▶ **Exercise data**:
==========

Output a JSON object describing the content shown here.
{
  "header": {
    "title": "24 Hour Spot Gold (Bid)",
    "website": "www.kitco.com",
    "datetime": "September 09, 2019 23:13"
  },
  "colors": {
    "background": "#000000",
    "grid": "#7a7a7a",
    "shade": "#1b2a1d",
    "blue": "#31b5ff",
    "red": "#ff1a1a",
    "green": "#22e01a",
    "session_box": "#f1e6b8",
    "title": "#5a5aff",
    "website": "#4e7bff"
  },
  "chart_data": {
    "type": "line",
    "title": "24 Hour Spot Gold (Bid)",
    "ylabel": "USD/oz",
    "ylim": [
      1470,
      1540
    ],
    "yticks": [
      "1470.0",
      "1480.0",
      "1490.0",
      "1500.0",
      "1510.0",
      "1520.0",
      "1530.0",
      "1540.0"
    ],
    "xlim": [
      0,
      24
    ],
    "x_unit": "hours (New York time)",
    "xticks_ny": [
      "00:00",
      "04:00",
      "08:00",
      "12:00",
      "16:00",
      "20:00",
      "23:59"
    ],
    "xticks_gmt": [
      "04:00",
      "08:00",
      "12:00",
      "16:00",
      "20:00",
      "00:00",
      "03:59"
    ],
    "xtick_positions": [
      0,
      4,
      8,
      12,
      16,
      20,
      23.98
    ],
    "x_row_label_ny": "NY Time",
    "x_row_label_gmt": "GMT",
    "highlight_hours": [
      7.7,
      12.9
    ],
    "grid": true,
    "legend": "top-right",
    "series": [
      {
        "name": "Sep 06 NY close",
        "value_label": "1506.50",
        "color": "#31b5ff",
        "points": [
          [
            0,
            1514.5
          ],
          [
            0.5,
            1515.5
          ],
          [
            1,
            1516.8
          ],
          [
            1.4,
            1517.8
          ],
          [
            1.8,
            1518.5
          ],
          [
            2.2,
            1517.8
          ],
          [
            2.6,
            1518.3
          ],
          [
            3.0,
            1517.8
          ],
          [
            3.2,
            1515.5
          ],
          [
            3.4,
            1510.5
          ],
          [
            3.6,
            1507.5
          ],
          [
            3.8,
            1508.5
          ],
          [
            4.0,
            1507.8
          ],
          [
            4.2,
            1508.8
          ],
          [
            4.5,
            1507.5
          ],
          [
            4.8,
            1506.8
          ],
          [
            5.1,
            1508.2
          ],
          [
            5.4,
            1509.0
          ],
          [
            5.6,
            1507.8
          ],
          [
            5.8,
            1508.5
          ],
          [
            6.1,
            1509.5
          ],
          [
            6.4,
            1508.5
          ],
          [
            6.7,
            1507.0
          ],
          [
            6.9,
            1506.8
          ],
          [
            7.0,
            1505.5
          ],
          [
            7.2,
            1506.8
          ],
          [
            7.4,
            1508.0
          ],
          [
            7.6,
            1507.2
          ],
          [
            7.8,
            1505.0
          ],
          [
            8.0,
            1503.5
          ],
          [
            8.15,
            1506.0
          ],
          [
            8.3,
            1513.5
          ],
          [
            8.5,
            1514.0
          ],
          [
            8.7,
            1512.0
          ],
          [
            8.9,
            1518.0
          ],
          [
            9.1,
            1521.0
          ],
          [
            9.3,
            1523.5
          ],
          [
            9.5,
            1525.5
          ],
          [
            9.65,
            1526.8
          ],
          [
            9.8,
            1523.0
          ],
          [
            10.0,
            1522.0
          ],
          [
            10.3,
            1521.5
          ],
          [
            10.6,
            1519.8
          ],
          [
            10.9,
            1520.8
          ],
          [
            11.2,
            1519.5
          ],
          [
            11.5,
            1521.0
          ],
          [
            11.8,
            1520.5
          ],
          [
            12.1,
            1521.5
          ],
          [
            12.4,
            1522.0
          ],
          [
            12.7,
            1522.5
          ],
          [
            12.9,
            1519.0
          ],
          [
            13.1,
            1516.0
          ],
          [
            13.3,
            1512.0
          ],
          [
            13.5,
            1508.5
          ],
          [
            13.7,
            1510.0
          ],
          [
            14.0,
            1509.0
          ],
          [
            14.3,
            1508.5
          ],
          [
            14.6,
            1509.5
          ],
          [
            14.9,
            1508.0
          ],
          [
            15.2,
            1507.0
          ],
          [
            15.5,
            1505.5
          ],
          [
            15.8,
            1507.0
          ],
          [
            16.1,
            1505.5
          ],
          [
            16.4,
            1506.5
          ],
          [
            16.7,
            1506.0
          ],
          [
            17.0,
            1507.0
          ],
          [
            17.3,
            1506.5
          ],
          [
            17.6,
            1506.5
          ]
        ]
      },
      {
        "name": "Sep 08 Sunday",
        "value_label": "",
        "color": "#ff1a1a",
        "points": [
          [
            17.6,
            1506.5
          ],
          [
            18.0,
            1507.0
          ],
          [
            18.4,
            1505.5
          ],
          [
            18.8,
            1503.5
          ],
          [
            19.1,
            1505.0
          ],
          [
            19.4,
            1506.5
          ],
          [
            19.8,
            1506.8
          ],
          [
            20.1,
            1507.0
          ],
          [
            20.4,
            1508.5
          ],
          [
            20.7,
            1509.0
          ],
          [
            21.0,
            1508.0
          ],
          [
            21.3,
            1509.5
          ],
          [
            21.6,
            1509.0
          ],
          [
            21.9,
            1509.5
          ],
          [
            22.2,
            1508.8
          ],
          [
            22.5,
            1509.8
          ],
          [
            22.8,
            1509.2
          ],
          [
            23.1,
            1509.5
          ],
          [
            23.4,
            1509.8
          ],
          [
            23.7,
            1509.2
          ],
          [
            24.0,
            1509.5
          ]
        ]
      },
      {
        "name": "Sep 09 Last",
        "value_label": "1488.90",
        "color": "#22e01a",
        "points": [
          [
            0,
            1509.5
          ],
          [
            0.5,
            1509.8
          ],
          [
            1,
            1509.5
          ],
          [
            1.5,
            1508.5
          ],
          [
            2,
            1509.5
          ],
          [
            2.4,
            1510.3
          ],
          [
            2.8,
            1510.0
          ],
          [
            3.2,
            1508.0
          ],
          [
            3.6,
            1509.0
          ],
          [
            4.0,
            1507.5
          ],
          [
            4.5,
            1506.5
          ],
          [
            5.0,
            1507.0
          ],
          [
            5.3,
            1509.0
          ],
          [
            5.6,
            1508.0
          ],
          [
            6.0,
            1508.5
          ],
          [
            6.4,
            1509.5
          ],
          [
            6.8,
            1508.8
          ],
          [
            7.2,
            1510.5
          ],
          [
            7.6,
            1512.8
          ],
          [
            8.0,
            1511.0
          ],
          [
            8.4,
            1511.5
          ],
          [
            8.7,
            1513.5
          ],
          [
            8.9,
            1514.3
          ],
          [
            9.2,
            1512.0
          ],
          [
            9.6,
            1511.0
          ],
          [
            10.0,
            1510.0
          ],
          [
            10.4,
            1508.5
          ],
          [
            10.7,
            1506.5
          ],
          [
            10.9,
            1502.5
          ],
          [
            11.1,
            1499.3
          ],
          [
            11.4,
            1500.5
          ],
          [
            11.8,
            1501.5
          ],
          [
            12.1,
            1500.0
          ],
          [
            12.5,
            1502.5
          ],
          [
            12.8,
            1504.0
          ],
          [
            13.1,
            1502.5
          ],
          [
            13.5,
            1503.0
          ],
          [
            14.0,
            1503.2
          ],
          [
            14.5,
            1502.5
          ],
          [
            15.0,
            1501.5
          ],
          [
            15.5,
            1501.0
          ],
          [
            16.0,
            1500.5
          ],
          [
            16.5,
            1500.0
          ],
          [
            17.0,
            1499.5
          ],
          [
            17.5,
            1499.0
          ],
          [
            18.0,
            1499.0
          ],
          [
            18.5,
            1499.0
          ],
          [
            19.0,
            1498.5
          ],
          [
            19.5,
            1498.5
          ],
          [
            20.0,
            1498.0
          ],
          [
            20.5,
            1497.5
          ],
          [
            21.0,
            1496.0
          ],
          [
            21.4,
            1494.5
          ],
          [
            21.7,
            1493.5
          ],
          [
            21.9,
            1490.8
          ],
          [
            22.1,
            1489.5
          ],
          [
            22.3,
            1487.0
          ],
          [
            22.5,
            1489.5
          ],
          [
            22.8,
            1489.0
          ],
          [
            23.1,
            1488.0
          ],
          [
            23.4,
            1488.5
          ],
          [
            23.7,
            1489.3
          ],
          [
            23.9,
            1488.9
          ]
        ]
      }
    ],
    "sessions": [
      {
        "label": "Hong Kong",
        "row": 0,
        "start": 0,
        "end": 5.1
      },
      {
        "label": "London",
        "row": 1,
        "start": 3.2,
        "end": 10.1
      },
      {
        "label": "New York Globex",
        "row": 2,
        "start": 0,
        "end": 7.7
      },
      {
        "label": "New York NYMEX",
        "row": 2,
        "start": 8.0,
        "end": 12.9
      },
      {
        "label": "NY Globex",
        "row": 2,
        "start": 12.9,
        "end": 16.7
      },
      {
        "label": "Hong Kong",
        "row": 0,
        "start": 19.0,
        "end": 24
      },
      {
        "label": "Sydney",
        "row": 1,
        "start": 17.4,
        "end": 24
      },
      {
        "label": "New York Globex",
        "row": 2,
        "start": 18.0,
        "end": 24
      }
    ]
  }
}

==========

Search the records for the word "start", then list every line that has it.

        "start": 0,
        "start": 3.2,
        "start": 0,
        "start": 8.0,
        "start": 12.9,
        "start": 19.0,
        "start": 17.4,
        "start": 18.0,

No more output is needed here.